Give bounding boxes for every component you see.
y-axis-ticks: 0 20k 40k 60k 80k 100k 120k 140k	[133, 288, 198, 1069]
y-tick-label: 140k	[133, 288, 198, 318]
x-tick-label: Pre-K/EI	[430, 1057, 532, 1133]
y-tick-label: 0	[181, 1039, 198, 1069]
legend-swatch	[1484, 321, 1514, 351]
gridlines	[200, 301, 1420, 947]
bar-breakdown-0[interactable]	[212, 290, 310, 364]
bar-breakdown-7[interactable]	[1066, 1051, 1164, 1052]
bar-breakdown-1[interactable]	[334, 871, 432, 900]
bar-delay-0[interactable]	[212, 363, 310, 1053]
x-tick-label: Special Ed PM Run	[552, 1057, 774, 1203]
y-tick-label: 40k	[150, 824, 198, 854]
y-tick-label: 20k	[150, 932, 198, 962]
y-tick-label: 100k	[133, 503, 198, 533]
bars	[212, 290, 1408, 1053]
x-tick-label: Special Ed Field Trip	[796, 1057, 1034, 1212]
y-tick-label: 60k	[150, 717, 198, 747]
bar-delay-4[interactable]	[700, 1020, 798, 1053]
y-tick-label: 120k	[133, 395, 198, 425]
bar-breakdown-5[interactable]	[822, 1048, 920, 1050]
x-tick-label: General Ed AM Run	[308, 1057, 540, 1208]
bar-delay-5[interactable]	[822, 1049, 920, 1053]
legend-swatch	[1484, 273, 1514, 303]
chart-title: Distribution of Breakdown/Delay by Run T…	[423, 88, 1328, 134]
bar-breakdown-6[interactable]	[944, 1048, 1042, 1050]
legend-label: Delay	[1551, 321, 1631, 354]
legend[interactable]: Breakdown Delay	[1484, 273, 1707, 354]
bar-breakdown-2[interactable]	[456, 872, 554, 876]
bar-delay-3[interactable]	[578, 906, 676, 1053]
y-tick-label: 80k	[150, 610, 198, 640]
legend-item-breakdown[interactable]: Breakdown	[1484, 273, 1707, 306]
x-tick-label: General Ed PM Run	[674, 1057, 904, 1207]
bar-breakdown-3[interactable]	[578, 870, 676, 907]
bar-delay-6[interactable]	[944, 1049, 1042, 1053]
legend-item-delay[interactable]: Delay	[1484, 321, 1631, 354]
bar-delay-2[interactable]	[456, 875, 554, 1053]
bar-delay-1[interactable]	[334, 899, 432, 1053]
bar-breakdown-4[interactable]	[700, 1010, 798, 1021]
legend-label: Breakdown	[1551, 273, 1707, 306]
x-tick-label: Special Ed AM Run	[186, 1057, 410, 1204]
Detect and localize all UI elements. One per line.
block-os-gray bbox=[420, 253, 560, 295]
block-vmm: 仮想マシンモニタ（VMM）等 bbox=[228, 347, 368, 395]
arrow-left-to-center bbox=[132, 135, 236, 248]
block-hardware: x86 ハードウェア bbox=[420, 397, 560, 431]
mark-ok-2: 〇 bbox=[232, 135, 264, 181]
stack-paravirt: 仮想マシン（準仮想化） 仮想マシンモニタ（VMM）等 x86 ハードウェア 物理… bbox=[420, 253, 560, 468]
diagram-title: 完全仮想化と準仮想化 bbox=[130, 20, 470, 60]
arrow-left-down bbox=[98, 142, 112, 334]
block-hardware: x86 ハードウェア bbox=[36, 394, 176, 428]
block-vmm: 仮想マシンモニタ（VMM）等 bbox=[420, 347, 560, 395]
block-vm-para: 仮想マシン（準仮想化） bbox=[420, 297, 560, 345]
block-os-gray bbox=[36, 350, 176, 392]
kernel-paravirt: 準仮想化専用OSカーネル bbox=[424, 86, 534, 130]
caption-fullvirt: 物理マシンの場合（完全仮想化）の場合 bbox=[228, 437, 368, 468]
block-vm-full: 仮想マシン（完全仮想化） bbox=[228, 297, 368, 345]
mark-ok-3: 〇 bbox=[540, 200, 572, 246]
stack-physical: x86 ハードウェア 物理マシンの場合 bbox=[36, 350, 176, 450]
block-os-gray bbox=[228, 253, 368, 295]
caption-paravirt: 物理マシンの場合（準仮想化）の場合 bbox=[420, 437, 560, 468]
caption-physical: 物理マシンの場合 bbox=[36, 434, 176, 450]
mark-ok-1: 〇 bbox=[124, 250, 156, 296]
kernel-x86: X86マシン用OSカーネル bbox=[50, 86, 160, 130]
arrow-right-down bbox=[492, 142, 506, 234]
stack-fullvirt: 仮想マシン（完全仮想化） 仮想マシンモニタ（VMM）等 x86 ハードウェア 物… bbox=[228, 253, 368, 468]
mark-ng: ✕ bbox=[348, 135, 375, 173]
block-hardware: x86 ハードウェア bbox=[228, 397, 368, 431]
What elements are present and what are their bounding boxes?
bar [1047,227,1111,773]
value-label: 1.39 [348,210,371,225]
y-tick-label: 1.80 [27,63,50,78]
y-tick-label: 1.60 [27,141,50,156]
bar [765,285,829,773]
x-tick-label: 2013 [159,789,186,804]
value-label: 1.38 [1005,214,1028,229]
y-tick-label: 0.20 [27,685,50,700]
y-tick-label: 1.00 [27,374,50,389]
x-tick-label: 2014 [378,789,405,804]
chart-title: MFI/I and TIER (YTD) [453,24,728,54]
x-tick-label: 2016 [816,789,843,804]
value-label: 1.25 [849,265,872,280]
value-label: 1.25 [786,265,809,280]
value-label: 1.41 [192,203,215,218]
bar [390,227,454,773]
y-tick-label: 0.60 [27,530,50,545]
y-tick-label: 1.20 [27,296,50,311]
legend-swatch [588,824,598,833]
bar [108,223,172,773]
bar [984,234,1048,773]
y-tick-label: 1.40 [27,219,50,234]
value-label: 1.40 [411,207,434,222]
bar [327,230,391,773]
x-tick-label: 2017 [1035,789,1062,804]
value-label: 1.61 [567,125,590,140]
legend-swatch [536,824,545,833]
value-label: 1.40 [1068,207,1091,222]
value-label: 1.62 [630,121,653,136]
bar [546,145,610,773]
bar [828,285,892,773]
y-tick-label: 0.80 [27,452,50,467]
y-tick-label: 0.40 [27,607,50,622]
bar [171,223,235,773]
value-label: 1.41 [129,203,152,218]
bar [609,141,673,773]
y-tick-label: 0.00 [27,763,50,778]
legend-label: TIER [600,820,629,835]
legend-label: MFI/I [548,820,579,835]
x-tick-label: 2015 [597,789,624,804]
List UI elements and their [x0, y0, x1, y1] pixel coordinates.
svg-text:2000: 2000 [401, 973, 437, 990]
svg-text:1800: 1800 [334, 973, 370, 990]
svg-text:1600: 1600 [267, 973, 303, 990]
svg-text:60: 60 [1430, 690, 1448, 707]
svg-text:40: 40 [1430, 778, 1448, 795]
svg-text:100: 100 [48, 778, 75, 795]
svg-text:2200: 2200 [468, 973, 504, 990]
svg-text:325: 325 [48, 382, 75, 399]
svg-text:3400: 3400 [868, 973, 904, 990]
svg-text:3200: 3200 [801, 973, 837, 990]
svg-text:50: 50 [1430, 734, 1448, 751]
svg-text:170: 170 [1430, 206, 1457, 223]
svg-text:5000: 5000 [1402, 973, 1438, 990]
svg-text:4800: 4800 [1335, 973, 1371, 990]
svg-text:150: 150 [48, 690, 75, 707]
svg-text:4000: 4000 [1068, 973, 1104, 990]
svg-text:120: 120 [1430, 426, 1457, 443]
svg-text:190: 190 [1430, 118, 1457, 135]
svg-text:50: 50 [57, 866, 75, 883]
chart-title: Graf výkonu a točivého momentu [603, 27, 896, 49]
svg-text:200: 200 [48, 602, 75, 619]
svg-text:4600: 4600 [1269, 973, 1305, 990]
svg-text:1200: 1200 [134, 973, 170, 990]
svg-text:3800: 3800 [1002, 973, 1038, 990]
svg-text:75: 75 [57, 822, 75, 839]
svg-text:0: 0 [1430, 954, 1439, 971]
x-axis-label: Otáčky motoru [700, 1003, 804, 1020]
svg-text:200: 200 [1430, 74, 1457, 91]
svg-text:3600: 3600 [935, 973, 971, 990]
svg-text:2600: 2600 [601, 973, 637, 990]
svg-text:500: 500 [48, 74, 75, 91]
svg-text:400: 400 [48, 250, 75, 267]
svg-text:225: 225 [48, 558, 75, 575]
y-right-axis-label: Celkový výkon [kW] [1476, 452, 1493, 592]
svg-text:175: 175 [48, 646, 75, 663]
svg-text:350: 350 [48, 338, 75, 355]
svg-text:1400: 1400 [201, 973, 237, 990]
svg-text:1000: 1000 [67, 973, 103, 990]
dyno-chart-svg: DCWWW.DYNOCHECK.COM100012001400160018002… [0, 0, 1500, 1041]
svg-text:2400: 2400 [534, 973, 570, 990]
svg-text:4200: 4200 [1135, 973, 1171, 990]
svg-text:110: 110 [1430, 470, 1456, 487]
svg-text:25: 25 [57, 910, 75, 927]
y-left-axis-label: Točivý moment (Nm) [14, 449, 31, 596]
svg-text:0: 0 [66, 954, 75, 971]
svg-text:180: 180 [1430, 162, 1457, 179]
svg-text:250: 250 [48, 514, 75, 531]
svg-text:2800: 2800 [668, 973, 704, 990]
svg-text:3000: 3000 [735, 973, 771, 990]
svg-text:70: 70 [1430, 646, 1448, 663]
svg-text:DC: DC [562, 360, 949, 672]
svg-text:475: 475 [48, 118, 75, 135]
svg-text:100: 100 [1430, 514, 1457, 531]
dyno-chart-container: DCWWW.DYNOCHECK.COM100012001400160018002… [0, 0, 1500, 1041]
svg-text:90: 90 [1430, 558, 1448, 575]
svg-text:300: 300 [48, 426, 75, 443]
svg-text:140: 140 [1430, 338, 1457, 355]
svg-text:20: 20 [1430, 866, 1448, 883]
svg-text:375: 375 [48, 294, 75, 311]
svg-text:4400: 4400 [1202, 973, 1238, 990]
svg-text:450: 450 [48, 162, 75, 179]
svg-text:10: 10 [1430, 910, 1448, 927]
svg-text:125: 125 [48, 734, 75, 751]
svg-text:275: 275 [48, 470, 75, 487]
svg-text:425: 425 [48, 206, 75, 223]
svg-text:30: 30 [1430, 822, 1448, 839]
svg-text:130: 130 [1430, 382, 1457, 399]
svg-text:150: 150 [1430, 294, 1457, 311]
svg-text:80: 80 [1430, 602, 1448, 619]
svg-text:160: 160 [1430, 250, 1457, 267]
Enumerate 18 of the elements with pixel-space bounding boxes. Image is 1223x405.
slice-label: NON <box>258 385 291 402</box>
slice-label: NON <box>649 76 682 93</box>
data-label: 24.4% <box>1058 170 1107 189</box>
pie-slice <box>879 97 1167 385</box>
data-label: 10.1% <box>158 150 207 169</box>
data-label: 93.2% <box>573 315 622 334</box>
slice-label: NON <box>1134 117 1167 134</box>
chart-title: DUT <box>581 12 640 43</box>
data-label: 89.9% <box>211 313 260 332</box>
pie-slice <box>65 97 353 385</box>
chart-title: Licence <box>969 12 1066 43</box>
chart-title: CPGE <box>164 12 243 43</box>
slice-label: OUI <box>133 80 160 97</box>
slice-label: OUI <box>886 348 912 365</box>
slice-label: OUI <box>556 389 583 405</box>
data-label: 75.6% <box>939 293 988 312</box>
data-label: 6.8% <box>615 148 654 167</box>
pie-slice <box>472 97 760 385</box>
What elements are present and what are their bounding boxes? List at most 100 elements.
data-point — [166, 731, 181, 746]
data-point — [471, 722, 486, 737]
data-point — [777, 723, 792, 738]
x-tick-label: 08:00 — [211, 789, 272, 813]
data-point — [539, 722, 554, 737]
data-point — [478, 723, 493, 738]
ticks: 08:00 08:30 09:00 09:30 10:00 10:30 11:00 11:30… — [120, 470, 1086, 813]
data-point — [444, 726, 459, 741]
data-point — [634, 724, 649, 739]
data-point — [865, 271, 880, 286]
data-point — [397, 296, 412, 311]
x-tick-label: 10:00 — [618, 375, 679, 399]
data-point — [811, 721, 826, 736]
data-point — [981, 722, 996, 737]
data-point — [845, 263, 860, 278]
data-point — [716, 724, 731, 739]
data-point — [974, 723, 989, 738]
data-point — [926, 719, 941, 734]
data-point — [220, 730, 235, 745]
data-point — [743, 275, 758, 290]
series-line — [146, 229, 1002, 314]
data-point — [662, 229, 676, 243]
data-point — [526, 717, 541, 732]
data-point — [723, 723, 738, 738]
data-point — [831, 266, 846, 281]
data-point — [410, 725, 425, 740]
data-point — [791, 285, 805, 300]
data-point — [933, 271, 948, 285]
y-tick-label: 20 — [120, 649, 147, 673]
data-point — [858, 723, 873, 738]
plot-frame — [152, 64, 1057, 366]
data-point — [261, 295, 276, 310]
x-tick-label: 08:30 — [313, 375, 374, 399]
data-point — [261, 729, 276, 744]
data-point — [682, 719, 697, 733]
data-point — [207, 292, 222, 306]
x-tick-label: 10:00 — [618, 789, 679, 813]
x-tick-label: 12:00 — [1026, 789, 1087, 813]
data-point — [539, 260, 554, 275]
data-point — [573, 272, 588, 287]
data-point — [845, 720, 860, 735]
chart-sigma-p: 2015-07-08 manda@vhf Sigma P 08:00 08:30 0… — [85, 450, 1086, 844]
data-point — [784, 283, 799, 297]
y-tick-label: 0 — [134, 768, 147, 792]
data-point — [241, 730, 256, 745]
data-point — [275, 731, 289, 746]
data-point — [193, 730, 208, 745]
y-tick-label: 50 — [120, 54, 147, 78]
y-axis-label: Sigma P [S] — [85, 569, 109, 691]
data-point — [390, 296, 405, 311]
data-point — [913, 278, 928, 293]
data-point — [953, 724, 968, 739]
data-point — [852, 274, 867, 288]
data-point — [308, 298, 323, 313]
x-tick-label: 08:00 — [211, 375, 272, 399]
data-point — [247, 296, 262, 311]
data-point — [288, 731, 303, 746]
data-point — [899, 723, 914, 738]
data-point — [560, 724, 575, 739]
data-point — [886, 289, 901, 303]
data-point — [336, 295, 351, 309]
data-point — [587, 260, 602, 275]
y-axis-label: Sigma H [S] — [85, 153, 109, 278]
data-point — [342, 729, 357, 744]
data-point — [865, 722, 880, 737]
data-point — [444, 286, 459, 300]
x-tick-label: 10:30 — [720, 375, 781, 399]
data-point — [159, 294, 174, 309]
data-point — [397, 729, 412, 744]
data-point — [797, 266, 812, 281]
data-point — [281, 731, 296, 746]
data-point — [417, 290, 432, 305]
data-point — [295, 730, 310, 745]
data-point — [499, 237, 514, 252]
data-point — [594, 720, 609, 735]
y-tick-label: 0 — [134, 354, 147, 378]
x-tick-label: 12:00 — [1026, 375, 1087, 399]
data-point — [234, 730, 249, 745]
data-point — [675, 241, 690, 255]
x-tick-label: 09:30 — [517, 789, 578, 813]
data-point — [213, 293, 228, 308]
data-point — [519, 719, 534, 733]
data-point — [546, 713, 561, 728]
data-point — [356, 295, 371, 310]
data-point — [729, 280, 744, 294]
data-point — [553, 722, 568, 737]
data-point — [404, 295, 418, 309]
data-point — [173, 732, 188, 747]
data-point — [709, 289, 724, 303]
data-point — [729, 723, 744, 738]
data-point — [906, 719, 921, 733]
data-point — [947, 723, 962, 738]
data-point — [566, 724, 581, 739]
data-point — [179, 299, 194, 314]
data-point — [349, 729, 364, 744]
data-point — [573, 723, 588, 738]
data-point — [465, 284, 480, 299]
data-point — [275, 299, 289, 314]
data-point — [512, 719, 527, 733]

....

- **SHORT TASK**
Could you convert the listing, from its first line through the line containing "321, 1514, 351]", into a JSON list of strings, with one string per line and any blank lines omitted?

- **ANSWER TO THE PROBLEM**
[
  "Give bounding boxes for every component you see.",
  "y-axis-ticks: 0 20k 40k 60k 80k 100k 120k 140k\t[133, 288, 198, 1069]",
  "y-tick-label: 140k\t[133, 288, 198, 318]",
  "x-tick-label: Pre-K/EI\t[430, 1057, 532, 1133]",
  "y-tick-label: 0\t[181, 1039, 198, 1069]",
  "legend-swatch\t[1484, 321, 1514, 351]"
]